Dataset items:
....

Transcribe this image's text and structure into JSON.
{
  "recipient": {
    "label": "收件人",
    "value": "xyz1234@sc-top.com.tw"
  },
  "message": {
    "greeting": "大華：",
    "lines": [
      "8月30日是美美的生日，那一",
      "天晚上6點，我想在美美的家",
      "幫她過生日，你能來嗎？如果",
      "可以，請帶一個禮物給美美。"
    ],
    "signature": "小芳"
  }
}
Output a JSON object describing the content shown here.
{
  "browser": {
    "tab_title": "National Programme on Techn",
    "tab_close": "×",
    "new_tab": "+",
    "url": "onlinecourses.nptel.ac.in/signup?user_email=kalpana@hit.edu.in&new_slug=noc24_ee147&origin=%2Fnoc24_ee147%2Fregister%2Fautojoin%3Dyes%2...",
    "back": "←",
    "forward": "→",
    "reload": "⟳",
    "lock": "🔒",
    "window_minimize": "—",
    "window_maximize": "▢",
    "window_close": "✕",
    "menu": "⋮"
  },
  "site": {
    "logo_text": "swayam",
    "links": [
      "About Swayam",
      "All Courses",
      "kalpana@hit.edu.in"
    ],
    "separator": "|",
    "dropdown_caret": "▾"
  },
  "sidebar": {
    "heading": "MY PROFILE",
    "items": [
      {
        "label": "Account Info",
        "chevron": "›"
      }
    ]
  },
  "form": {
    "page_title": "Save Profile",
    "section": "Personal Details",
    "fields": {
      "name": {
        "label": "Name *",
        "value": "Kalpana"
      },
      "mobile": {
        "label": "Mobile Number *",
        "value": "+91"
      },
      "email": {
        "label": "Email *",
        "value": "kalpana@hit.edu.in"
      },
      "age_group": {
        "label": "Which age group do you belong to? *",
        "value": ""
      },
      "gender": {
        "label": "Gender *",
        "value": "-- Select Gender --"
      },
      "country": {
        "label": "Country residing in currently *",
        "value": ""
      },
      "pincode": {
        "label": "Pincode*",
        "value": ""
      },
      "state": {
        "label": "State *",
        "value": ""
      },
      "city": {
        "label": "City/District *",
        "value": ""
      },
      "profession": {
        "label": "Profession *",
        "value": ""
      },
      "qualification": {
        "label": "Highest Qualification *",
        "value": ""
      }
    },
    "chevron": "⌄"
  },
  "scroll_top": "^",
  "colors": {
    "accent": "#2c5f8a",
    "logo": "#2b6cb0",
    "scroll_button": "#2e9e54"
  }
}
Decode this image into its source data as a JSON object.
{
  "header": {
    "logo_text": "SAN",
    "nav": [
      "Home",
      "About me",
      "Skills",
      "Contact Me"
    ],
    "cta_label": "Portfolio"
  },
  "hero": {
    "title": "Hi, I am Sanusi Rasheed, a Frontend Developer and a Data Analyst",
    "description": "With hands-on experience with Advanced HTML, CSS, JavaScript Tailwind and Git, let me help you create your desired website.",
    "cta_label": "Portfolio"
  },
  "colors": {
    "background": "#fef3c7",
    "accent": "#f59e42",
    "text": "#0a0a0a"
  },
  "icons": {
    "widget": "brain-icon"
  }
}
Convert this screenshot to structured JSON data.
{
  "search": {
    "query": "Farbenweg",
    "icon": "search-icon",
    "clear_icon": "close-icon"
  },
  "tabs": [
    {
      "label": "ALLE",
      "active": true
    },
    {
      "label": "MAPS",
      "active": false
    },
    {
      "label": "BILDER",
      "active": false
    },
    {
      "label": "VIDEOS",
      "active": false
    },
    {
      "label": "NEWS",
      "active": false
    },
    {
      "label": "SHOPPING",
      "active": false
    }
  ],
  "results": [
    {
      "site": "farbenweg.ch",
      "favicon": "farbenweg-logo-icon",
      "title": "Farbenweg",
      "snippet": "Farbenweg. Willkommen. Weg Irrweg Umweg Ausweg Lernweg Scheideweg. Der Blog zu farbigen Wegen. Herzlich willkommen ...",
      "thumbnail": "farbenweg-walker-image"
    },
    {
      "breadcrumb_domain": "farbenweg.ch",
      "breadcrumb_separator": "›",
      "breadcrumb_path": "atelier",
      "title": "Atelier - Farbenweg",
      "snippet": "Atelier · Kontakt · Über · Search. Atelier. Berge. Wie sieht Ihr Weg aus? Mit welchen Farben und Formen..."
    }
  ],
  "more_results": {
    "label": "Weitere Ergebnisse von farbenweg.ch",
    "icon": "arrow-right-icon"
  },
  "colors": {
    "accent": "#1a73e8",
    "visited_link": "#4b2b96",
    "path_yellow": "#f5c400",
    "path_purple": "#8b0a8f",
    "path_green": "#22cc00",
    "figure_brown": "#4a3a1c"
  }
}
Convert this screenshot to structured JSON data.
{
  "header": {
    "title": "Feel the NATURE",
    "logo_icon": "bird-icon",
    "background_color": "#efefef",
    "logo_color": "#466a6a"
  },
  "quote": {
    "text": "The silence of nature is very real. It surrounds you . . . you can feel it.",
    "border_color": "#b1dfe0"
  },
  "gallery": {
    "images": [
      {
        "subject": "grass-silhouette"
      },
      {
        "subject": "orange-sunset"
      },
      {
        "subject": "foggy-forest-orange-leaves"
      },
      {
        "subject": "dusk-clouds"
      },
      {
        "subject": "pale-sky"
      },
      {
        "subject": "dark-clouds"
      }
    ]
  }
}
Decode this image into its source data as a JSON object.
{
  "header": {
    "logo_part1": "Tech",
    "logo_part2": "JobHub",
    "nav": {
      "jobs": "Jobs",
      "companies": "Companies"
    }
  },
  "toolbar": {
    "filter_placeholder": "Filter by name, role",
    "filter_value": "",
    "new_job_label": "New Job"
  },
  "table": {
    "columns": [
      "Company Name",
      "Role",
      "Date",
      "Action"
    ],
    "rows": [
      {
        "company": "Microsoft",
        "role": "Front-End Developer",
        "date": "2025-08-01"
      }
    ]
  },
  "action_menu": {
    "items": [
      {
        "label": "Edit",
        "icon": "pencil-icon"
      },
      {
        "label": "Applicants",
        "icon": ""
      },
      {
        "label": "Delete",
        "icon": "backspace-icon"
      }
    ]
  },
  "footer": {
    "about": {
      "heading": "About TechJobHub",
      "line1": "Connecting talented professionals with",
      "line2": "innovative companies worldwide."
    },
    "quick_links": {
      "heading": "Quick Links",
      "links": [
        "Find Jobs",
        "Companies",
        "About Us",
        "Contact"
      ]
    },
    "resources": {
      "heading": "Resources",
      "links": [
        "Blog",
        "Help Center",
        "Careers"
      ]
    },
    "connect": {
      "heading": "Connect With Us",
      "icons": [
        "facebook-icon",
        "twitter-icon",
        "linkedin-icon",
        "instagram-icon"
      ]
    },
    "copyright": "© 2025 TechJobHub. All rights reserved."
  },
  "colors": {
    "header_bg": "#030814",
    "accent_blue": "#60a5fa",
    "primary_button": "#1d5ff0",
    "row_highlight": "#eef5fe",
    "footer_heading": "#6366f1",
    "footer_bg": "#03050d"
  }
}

....

TASK REQUIREMENTS: Give back the whole listing, word for word.

TASK RESULT:
Transcribe this image's text and structure into JSON.
{
  "recipient": {
    "label": "收件人",
    "value": "xyz1234@sc-top.com.tw"
  },
  "message": {
    "greeting": "大華：",
    "lines": [
      "8月30日是美美的生日，那一",
      "天晚上6點，我想在美美的家",
      "幫她過生日，你能來嗎？如果",
      "可以，請帶一個禮物給美美。"
    ],
    "signature": "小芳"
  }
}
Output a JSON object describing the content shown here.
{
  "browser": {
    "tab_title": "National Programme on Techn",
    "tab_close": "×",
    "new_tab": "+",
    "url": "onlinecourses.nptel.ac.in/signup?user_email=kalpana@hit.edu.in&new_slug=noc24_ee147&origin=%2Fnoc24_ee147%2Fregister%2Fautojoin%3Dyes%2...",
    "back": "←",
    "forward": "→",
    "reload": "⟳",
    "lock": "🔒",
    "window_minimize": "—",
    "window_maximize": "▢",
    "window_close": "✕",
    "menu": "⋮"
  },
  "site": {
    "logo_text": "swayam",
    "links": [
      "About Swayam",
      "All Courses",
      "kalpana@hit.edu.in"
    ],
    "separator": "|",
    "dropdown_caret": "▾"
  },
  "sidebar": {
    "heading": "MY PROFILE",
    "items": [
      {
        "label": "Account Info",
        "chevron": "›"
      }
    ]
  },
  "form": {
    "page_title": "Save Profile",
    "section": "Personal Details",
    "fields": {
      "name": {
        "label": "Name *",
        "value": "Kalpana"
      },
      "mobile": {
        "label": "Mobile Number *",
        "value": "+91"
      },
      "email": {
        "label": "Email *",
        "value": "kalpana@hit.edu.in"
      },
      "age_group": {
        "label": "Which age group do you belong to? *",
        "value": ""
      },
      "gender": {
        "label": "Gender *",
        "value": "-- Select Gender --"
      },
      "country": {
        "label": "Country residing in currently *",
        "value": ""
      },
      "pincode": {
        "label": "Pincode*",
        "value": ""
      },
      "state": {
        "label": "State *",
        "value": ""
      },
      "city": {
        "label": "City/District *",
        "value": ""
      },
      "profession": {
        "label": "Profession *",
        "value": ""
      },
      "qualification": {
        "label": "Highest Qualification *",
        "value": ""
      }
    },
    "chevron": "⌄"
  },
  "scroll_top": "^",
  "colors": {
    "accent": "#2c5f8a",
    "logo": "#2b6cb0",
    "scroll_button": "#2e9e54"
  }
}
Decode this image into its source data as a JSON object.
{
  "header": {
    "logo_text": "SAN",
    "nav": [
      "Home",
      "About me",
      "Skills",
      "Contact Me"
    ],
    "cta_label": "Portfolio"
  },
  "hero": {
    "title": "Hi, I am Sanusi Rasheed, a Frontend Developer and a Data Analyst",
    "description": "With hands-on experience with Advanced HTML, CSS, JavaScript Tailwind and Git, let me help you create your desired website.",
    "cta_label": "Portfolio"
  },
  "colors": {
    "background": "#fef3c7",
    "accent": "#f59e42",
    "text": "#0a0a0a"
  },
  "icons": {
    "widget": "brain-icon"
  }
}
Convert this screenshot to structured JSON data.
{
  "search": {
    "query": "Farbenweg",
    "icon": "search-icon",
    "clear_icon": "close-icon"
  },
  "tabs": [
    {
      "label": "ALLE",
      "active": true
    },
    {
      "label": "MAPS",
      "active": false
    },
    {
      "label": "BILDER",
      "active": false
    },
    {
      "label": "VIDEOS",
      "active": false
    },
    {
      "label": "NEWS",
      "active": false
    },
    {
      "label": "SHOPPING",
      "active": false
    }
  ],
  "results": [
    {
      "site": "farbenweg.ch",
      "favicon": "farbenweg-logo-icon",
      "title": "Farbenweg",
      "snippet": "Farbenweg. Willkommen. Weg Irrweg Umweg Ausweg Lernweg Scheideweg. Der Blog zu farbigen Wegen. Herzlich willkommen ...",
      "thumbnail": "farbenweg-walker-image"
    },
    {
      "breadcrumb_domain": "farbenweg.ch",
      "breadcrumb_separator": "›",
      "breadcrumb_path": "atelier",
      "title": "Atelier - Farbenweg",
      "snippet": "Atelier · Kontakt · Über · Search. Atelier. Berge. Wie sieht Ihr Weg aus? Mit welchen Farben und Formen..."
    }
  ],
  "more_results": {
    "label": "Weitere Ergebnisse von farbenweg.ch",
    "icon": "arrow-right-icon"
  },
  "colors": {
    "accent": "#1a73e8",
    "visited_link": "#4b2b96",
    "path_yellow": "#f5c400",
    "path_purple": "#8b0a8f",
    "path_green": "#22cc00",
    "figure_brown": "#4a3a1c"
  }
}
Convert this screenshot to structured JSON data.
{
  "header": {
    "title": "Feel the NATURE",
    "logo_icon": "bird-icon",
    "background_color": "#efefef",
    "logo_color": "#466a6a"
  },
  "quote": {
    "text": "The silence of nature is very real. It surrounds you . . . you can feel it.",
    "border_color": "#b1dfe0"
  },
  "gallery": {
    "images": [
      {
        "subject": "grass-silhouette"
      },
      {
        "subject": "orange-sunset"
      },
      {
        "subject": "foggy-forest-orange-leaves"
      },
      {
        "subject": "dusk-clouds"
      },
      {
        "subject": "pale-sky"
      },
      {
        "subject": "dark-clouds"
      }
    ]
  }
}
Decode this image into its source data as a JSON object.
{
  "header": {
    "logo_part1": "Tech",
    "logo_part2": "JobHub",
    "nav": {
      "jobs": "Jobs",
      "companies": "Companies"
    }
  },
  "toolbar": {
    "filter_placeholder": "Filter by name, role",
    "filter_value": "",
    "new_job_label": "New Job"
  },
  "table": {
    "columns": [
      "Company Name",
      "Role",
      "Date",
      "Action"
    ],
    "rows": [
      {
        "company": "Microsoft",
        "role": "Front-End Developer",
        "date": "2025-08-01"
      }
    ]
  },
  "action_menu": {
    "items": [
      {
        "label": "Edit",
        "icon": "pencil-icon"
      },
      {
        "label": "Applicants",
        "icon": ""
      },
      {
        "label": "Delete",
        "icon": "backspace-icon"
      }
    ]
  },
  "footer": {
    "about": {
      "heading": "About TechJobHub",
      "line1": "Connecting talented professionals with",
      "line2": "innovative companies worldwide."
    },
    "quick_links": {
      "heading": "Quick Links",
      "links": [
        "Find Jobs",
        "Companies",
        "About Us",
        "Contact"
      ]
    },
    "resources": {
      "heading": "Resources",
      "links": [
        "Blog",
        "Help Center",
        "Careers"
      ]
    },
    "connect": {
      "heading": "Connect With Us",
      "icons": [
        "facebook-icon",
        "twitter-icon",
        "linkedin-icon",
        "instagram-icon"
      ]
    },
    "copyright": "© 2025 TechJobHub. All rights reserved."
  },
  "colors": {
    "header_bg": "#030814",
    "accent_blue": "#60a5fa",
    "primary_button": "#1d5ff0",
    "row_highlight": "#eef5fe",
    "footer_heading": "#6366f1",
    "footer_bg": "#03050d"
  }
}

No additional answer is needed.